WHAT THE EXERCISE ASKS:
From the listing below, copy each line where "generación" occurs.

►

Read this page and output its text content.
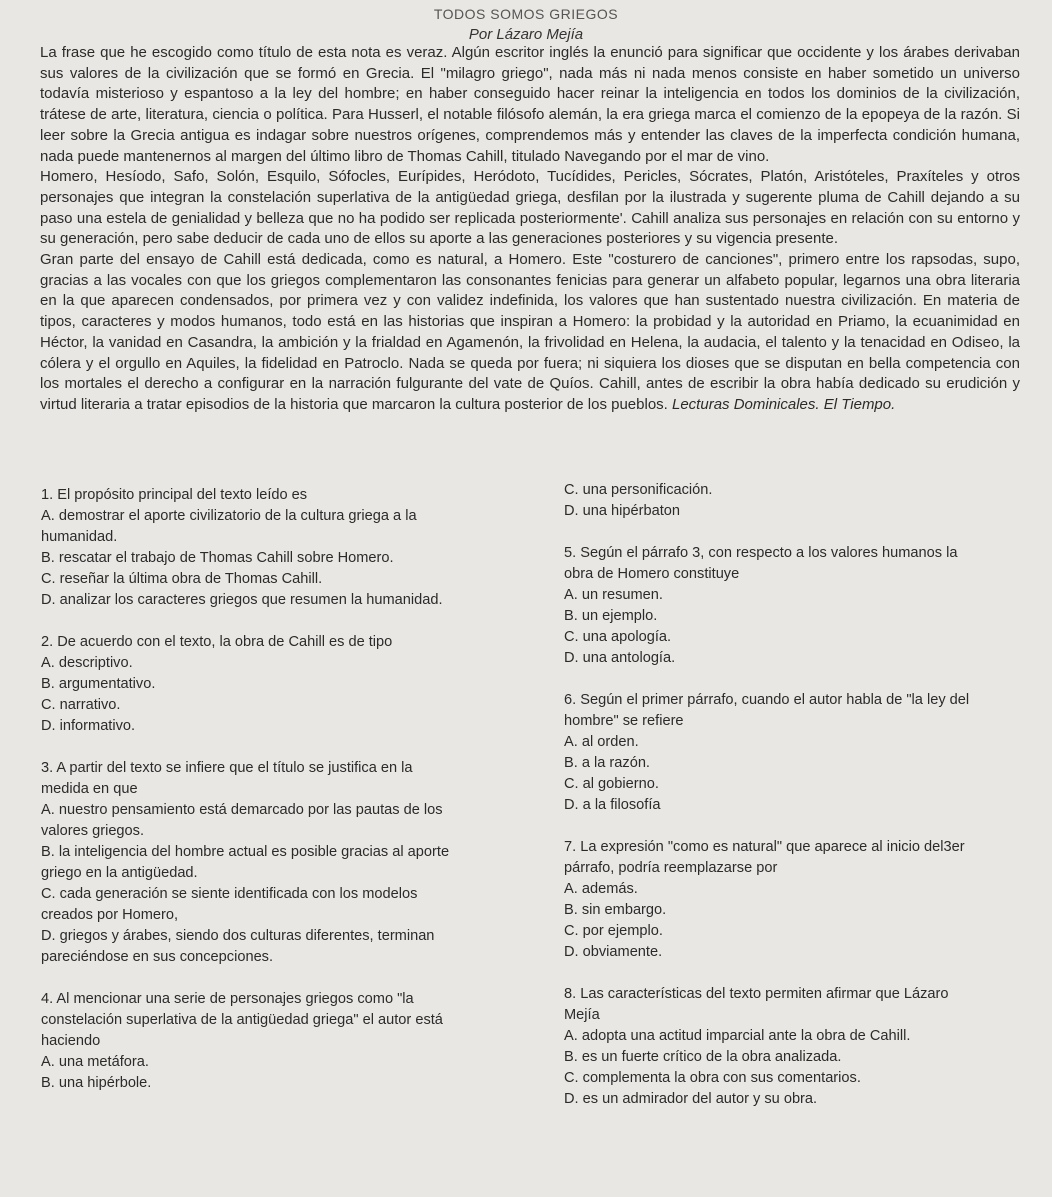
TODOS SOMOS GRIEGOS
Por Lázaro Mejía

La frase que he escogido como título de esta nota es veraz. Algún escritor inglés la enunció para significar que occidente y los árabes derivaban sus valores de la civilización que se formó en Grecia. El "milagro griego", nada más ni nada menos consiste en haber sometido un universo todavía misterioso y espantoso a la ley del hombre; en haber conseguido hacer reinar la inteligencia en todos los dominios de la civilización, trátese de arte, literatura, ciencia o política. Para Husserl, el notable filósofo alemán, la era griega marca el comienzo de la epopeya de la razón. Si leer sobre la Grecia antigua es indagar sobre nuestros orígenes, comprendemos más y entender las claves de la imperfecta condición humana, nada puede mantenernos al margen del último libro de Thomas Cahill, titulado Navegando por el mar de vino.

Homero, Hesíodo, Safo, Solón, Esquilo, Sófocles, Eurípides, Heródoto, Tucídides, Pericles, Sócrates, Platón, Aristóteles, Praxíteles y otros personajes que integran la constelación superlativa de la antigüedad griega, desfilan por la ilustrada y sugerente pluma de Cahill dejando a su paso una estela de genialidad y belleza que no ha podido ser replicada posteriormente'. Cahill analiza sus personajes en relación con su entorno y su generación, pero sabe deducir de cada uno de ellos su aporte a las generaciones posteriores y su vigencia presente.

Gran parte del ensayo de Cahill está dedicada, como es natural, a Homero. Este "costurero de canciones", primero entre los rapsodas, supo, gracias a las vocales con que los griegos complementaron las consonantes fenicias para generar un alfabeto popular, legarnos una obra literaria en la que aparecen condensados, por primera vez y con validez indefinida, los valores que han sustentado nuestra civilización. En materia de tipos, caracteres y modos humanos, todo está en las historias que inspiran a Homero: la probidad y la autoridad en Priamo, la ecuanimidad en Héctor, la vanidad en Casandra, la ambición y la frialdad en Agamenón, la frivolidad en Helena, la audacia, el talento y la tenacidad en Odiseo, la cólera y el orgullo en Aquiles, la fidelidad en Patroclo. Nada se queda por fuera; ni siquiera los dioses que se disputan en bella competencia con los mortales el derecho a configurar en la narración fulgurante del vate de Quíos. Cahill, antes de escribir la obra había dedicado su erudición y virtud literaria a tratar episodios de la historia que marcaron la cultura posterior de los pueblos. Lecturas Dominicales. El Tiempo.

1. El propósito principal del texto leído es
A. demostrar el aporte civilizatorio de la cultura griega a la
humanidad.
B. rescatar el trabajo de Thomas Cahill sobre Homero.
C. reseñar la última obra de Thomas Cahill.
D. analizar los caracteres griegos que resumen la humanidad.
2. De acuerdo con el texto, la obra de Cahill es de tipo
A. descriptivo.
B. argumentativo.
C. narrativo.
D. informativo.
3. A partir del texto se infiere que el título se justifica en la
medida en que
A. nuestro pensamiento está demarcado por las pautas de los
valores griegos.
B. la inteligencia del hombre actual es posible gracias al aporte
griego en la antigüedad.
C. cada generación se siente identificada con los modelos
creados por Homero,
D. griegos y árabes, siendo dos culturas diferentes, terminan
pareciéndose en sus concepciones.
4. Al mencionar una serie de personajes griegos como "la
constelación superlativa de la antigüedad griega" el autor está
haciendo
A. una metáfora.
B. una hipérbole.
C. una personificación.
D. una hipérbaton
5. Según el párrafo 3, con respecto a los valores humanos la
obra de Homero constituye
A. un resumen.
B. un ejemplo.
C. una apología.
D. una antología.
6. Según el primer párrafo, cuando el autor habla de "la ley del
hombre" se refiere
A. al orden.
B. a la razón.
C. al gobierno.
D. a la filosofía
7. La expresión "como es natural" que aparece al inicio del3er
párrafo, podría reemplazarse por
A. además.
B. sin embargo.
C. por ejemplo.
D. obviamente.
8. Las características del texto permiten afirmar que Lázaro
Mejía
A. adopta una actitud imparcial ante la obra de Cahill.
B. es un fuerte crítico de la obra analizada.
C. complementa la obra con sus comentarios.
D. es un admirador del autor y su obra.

◄

PROBLEM SOLUTION:
Homero, Hesíodo, Safo, Solón, Esquilo, Sófocles, Eurípides, Heródoto, Tucídides, Pericles, Sócrates, Platón, Aristóteles, Praxíteles y otros personajes que integran la constelación superlativa de la antigüedad griega, desfilan por la ilustrada y sugerente pluma de Cahill dejando a su paso una estela de genialidad y belleza que no ha podido ser replicada posteriormente'. Cahill analiza sus personajes en relación con su entorno y su generación, pero sabe deducir de cada uno de ellos su aporte a las generaciones posteriores y su vigencia presente.
C. cada generación se siente identificada con los modelos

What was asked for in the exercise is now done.